Collection entries

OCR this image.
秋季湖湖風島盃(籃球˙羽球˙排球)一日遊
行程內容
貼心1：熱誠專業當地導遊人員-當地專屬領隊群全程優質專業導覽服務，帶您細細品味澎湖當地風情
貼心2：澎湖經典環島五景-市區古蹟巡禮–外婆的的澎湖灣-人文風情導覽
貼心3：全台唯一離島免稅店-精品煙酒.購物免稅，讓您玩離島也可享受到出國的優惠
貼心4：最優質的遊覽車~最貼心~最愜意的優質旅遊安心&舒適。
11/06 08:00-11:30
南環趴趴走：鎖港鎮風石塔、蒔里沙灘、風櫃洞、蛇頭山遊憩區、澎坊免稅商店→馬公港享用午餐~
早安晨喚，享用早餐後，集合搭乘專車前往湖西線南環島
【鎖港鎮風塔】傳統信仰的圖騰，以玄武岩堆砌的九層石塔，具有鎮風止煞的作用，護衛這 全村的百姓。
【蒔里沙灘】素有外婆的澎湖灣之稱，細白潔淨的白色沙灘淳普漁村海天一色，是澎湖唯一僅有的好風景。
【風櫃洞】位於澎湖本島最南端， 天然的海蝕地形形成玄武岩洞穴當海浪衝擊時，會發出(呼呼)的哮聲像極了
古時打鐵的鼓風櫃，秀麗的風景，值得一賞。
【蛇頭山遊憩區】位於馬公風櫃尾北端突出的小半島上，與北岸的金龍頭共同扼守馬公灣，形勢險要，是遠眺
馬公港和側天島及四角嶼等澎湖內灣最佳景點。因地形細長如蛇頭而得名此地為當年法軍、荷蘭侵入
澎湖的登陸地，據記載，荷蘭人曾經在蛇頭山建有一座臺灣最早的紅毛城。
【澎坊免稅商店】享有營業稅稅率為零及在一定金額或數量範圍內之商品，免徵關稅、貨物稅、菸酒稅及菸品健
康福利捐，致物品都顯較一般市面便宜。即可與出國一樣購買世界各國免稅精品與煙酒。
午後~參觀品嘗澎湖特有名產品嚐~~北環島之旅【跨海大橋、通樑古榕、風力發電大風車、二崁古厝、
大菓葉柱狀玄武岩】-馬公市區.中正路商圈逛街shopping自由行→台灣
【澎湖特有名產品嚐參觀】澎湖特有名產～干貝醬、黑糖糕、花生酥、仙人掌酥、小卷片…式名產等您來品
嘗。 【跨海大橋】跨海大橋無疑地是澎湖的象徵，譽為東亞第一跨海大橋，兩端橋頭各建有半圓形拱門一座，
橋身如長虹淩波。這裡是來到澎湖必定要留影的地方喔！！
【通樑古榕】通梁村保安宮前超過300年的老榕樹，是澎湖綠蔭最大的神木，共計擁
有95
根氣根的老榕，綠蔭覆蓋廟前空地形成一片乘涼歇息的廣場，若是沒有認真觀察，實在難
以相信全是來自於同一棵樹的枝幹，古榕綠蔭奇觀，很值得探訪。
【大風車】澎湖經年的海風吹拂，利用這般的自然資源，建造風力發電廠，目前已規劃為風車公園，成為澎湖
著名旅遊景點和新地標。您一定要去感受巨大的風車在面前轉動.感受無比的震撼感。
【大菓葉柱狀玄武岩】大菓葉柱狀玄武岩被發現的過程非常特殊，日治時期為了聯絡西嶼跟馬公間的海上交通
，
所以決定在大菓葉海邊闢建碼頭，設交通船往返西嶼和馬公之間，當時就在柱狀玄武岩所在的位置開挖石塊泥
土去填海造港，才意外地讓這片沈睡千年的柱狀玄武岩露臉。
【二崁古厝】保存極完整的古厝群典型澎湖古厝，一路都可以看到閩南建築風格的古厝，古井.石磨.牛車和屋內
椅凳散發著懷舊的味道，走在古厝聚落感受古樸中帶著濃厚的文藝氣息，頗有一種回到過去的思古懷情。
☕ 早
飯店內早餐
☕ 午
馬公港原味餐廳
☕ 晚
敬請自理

--

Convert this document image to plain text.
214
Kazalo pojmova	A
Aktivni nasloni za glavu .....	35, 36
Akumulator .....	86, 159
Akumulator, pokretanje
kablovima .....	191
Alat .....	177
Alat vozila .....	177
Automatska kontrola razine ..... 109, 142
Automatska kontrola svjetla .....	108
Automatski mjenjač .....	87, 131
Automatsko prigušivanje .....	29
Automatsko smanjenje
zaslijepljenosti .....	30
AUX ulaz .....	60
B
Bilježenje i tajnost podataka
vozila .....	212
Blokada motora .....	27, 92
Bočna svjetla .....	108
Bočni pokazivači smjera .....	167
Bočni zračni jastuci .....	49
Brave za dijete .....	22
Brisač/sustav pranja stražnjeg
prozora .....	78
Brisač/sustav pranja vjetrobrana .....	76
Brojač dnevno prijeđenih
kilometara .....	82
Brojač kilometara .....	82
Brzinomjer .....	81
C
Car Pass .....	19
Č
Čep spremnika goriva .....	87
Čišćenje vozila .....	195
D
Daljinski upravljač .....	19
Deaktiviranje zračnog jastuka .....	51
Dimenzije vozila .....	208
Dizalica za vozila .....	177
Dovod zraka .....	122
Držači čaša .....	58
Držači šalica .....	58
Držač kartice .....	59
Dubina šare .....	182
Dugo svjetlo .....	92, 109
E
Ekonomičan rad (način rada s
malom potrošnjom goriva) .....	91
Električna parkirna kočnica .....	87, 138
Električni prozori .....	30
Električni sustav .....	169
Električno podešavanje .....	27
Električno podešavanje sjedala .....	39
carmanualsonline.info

--

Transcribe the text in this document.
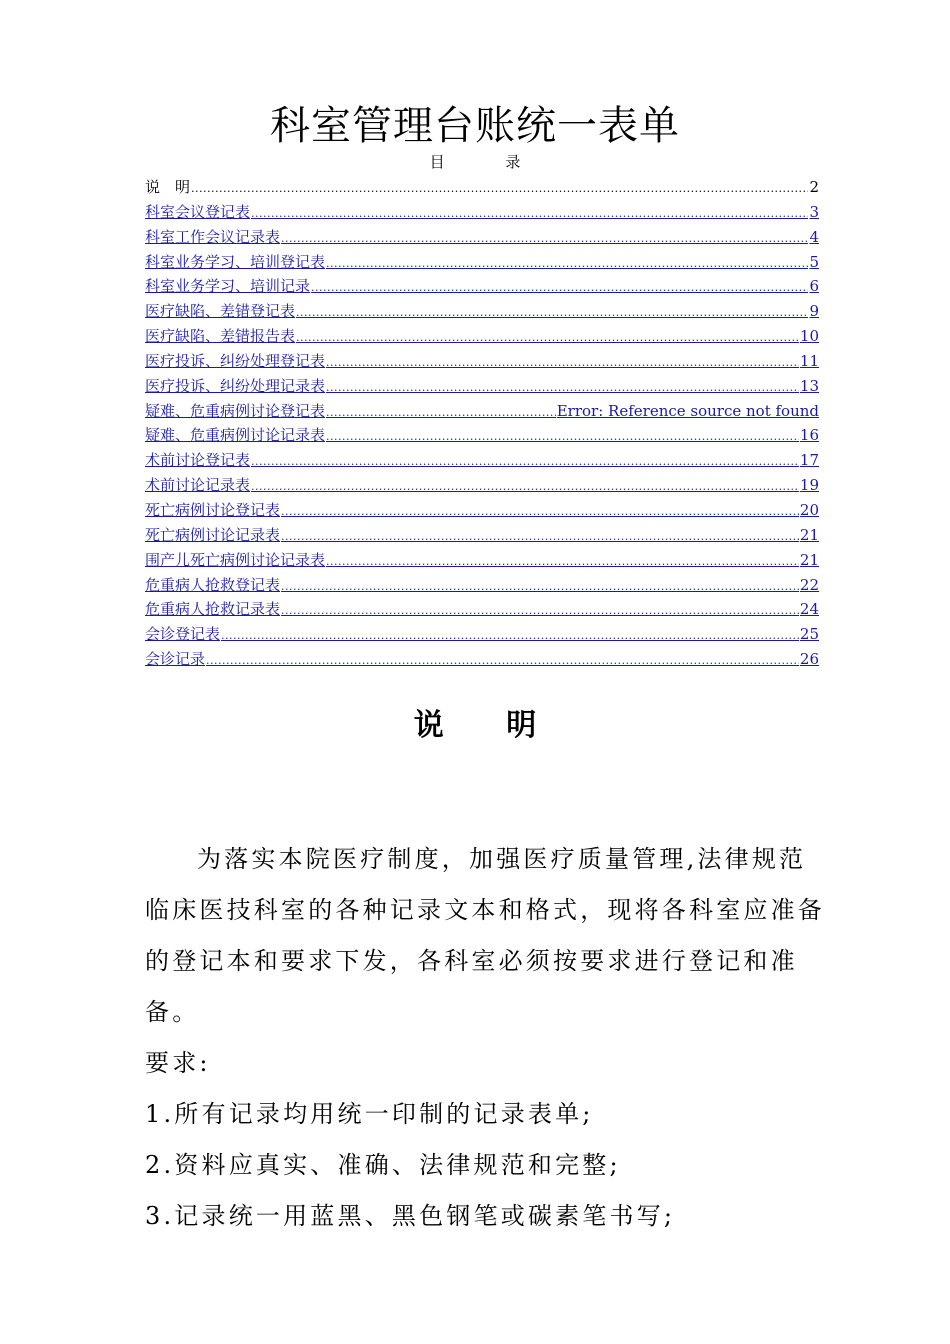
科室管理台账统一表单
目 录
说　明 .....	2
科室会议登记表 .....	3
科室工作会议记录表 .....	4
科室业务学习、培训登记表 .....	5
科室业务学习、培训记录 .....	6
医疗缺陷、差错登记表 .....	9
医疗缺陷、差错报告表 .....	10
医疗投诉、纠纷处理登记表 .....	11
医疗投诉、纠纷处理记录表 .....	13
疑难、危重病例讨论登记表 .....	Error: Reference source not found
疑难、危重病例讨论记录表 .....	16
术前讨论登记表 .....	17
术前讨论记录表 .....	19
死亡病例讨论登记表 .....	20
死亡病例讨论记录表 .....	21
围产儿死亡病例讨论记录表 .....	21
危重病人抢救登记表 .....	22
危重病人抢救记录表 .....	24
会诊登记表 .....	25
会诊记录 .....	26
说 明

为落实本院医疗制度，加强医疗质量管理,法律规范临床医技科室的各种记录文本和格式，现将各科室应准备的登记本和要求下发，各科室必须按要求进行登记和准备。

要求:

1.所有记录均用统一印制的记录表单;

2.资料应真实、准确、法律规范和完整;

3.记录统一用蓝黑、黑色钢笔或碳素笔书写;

● **Stated task**:
Look through the entries and work out how many lines have the word "跨海大橋" in them; reply with that number only.

● **Reply to the exercise**:
2